▸ **Directions**:
Report every line in the listing below where the string "almaxen" shows up.

▸ **Available records**:
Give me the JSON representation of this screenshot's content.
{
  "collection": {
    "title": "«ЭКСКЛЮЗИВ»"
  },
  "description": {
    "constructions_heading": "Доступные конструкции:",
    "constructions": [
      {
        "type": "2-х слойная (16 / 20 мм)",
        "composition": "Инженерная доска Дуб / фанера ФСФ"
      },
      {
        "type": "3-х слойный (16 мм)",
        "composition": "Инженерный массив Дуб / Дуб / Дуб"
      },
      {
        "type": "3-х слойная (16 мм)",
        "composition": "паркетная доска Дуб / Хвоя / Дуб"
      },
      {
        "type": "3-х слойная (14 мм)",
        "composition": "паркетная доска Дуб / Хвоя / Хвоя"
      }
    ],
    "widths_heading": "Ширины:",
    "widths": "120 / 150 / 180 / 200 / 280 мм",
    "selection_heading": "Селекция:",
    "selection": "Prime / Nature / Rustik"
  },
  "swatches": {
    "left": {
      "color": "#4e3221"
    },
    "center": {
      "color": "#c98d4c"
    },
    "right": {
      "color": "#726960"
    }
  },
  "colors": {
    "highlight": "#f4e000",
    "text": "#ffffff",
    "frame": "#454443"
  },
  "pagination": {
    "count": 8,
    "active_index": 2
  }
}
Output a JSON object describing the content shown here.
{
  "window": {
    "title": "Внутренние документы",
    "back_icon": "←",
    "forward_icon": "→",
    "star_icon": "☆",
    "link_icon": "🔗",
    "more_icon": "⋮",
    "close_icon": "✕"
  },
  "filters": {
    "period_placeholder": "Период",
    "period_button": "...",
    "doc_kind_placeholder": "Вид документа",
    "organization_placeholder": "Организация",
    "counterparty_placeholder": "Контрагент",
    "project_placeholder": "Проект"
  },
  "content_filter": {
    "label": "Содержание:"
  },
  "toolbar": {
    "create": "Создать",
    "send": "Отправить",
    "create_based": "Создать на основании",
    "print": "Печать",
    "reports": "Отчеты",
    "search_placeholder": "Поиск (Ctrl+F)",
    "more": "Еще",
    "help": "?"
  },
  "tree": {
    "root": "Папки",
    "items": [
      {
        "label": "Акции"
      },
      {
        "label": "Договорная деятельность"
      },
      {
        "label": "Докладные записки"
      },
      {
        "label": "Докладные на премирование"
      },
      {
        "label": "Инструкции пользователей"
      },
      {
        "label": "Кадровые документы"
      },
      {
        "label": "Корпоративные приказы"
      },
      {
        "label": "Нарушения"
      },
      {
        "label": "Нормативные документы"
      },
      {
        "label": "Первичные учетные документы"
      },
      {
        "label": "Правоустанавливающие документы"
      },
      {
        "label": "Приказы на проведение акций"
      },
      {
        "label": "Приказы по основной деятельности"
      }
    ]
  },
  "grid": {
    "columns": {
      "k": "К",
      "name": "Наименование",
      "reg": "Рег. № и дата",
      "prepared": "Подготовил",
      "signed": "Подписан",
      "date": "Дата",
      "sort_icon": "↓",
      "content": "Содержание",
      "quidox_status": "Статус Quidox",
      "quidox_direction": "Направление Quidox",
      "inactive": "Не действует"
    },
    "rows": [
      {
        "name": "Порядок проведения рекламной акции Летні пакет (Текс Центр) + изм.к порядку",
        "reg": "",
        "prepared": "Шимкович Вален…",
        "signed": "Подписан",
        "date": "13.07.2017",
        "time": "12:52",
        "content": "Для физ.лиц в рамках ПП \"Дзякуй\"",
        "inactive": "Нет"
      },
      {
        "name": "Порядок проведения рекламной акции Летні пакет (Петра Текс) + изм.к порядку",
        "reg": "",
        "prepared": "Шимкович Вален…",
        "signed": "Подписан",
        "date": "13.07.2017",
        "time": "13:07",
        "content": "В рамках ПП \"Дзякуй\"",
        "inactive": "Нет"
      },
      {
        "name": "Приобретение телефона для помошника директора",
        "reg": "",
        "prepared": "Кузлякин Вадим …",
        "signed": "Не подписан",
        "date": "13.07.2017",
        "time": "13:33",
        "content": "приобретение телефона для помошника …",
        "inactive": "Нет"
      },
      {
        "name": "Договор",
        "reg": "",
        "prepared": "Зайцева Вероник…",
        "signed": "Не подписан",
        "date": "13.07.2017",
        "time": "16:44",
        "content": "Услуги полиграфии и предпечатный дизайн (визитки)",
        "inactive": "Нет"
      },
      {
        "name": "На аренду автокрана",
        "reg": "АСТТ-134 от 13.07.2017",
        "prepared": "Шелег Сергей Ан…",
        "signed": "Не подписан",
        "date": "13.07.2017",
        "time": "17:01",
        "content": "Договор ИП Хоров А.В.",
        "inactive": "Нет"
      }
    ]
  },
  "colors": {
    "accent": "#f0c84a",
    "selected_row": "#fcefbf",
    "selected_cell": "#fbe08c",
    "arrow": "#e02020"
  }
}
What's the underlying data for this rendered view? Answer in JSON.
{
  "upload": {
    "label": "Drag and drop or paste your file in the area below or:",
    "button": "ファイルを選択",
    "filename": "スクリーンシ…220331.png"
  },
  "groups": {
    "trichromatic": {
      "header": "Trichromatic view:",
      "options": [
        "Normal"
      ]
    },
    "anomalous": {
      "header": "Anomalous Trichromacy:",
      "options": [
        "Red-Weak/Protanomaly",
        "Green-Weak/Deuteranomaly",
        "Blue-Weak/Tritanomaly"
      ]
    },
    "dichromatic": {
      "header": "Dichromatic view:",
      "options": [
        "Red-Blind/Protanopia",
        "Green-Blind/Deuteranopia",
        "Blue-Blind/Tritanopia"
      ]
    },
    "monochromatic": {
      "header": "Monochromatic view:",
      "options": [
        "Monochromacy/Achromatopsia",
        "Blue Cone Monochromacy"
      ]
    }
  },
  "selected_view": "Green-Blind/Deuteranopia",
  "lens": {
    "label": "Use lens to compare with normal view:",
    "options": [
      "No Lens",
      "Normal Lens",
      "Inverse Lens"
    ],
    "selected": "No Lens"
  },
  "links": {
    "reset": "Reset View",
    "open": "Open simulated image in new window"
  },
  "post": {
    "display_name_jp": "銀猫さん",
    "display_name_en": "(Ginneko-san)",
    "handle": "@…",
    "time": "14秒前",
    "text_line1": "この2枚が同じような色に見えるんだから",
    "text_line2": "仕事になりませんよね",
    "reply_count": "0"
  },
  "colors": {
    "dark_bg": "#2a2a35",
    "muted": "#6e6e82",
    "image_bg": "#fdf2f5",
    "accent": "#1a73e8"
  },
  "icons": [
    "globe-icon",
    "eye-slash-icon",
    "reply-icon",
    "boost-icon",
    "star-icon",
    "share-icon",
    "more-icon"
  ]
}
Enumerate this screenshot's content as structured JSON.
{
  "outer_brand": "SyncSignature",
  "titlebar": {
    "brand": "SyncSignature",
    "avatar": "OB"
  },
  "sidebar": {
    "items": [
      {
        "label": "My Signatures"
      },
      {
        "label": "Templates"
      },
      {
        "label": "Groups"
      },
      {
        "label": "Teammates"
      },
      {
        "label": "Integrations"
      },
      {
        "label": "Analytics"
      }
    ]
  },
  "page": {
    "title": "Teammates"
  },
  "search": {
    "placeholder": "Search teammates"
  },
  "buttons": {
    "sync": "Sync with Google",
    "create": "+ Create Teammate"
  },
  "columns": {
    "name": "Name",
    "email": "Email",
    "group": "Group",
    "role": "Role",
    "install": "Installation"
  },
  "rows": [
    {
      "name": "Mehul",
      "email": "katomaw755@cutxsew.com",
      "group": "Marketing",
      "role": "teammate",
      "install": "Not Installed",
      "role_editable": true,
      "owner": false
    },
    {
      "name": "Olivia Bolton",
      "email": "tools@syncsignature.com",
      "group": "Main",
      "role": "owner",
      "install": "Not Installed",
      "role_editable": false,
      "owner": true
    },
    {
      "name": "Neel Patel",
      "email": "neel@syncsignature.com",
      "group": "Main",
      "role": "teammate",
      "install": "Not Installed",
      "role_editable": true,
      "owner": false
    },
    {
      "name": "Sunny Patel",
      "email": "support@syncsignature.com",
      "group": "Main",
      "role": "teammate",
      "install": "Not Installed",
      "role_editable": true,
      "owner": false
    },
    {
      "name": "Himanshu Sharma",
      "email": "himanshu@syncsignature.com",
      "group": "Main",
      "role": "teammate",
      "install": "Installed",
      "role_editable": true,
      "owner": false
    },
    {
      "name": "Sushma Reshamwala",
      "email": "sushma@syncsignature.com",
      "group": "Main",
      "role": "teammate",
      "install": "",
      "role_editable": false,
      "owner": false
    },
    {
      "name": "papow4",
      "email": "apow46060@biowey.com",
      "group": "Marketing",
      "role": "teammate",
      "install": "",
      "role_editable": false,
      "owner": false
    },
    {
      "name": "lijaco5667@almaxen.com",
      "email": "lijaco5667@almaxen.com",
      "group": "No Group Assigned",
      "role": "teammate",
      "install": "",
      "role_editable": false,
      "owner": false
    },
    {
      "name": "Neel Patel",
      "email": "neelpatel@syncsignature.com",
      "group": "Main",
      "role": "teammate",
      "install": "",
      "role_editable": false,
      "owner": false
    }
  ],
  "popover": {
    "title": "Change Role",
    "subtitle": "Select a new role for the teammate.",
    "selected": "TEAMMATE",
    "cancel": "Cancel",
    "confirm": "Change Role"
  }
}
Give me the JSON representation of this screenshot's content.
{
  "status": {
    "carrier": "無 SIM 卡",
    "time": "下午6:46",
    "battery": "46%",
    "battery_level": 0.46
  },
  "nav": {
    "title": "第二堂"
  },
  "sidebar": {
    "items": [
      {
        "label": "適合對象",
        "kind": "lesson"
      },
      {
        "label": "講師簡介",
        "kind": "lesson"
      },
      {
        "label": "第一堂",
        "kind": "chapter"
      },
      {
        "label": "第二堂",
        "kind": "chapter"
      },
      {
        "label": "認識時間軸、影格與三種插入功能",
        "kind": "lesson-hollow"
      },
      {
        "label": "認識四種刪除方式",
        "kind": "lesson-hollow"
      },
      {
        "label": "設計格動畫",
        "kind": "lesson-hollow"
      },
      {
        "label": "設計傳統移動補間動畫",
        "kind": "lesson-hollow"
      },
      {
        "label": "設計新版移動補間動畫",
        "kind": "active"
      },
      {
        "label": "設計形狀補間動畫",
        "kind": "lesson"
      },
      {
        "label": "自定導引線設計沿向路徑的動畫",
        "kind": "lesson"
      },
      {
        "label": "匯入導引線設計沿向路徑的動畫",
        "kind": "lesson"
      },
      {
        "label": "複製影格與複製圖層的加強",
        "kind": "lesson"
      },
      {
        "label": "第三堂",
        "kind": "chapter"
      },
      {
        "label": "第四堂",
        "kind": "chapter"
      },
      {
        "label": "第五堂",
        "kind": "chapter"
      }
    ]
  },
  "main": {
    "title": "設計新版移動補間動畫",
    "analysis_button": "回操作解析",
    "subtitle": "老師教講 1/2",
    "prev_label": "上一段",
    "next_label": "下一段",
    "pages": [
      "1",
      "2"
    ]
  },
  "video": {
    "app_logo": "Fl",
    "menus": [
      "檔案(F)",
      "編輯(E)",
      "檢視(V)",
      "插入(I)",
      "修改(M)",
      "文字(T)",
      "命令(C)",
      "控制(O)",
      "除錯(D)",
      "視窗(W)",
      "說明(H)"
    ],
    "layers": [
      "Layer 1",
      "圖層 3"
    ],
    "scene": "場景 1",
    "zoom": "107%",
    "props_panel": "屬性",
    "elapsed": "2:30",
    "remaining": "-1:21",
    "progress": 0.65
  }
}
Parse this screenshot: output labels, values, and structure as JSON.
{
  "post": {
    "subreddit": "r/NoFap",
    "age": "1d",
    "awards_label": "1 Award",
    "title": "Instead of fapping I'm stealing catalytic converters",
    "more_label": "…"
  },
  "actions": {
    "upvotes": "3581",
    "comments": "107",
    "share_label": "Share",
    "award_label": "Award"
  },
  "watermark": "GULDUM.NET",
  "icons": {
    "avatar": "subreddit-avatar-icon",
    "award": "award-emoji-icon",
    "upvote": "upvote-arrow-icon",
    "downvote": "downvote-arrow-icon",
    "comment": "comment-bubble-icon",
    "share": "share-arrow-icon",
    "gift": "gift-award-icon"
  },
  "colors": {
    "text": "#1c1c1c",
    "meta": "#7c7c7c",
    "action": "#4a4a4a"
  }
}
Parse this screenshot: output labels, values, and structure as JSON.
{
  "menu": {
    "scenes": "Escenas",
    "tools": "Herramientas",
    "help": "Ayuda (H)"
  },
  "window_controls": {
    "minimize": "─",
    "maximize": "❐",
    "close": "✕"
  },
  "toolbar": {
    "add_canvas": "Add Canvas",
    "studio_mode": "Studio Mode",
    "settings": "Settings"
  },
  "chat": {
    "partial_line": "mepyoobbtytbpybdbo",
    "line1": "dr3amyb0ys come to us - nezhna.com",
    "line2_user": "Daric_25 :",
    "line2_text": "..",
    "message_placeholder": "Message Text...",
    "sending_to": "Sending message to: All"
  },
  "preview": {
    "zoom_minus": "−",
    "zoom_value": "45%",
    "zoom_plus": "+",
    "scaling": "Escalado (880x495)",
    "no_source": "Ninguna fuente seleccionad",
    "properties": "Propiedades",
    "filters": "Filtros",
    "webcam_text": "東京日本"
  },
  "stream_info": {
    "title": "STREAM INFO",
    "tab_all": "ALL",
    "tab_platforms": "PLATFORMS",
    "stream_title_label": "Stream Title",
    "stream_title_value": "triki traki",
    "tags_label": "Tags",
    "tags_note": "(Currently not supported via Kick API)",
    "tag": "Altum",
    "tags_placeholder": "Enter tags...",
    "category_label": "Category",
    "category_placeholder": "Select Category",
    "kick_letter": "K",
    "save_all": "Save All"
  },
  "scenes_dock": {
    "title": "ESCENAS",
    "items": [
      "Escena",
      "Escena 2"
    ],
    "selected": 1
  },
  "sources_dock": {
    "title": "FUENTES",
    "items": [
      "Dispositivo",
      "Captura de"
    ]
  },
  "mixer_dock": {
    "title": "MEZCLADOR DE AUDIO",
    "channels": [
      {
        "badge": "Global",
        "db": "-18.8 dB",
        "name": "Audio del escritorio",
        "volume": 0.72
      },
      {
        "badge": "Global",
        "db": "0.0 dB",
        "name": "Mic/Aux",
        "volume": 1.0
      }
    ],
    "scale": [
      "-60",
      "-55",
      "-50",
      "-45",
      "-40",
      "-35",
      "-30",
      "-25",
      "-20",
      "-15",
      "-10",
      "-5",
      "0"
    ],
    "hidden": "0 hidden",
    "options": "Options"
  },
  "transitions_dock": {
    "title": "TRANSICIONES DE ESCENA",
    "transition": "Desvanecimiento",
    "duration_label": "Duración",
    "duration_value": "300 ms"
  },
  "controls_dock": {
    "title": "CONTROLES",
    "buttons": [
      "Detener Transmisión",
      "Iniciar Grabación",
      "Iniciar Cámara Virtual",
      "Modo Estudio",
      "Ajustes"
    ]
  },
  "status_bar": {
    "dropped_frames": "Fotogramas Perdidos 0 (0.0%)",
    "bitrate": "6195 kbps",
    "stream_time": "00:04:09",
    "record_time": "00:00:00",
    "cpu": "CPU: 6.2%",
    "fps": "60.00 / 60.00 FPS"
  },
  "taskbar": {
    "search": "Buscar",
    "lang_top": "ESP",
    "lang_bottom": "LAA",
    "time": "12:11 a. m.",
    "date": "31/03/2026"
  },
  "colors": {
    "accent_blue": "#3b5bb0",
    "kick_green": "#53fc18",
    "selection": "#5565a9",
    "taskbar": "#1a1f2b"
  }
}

▸ **Task response**:
      "name": "lijaco5667@almaxen.com",
      "email": "lijaco5667@almaxen.com",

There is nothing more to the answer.